--- Begin Task material ---

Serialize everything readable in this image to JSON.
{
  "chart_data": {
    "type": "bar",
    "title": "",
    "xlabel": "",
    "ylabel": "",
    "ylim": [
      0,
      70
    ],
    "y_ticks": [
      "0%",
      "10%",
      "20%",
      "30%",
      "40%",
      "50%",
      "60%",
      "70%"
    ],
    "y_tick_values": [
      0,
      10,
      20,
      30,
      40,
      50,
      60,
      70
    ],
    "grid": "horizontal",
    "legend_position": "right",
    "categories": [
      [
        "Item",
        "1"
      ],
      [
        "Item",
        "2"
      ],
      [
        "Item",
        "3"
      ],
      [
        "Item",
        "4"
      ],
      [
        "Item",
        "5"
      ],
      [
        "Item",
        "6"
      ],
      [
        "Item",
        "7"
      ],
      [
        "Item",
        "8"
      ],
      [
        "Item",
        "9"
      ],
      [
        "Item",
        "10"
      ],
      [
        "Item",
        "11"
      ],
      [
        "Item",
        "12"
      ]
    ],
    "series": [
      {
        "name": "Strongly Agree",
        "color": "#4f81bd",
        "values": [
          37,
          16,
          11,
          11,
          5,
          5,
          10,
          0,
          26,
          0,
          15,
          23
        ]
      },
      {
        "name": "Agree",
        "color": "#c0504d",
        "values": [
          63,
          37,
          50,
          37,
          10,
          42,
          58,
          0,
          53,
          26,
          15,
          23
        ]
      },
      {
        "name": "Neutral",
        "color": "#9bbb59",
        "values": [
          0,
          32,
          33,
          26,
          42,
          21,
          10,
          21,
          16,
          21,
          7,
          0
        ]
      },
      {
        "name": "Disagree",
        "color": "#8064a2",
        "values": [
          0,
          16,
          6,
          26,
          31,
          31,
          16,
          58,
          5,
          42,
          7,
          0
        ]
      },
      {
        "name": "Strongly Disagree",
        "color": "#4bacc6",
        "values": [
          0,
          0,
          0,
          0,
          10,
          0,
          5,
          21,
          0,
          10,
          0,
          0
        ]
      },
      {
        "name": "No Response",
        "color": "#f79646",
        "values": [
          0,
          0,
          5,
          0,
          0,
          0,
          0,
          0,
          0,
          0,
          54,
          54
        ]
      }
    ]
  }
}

--- End Task material ---

## Given request
State the count of lines with the word "Strongly" in them, and write nothing else.

## Response
2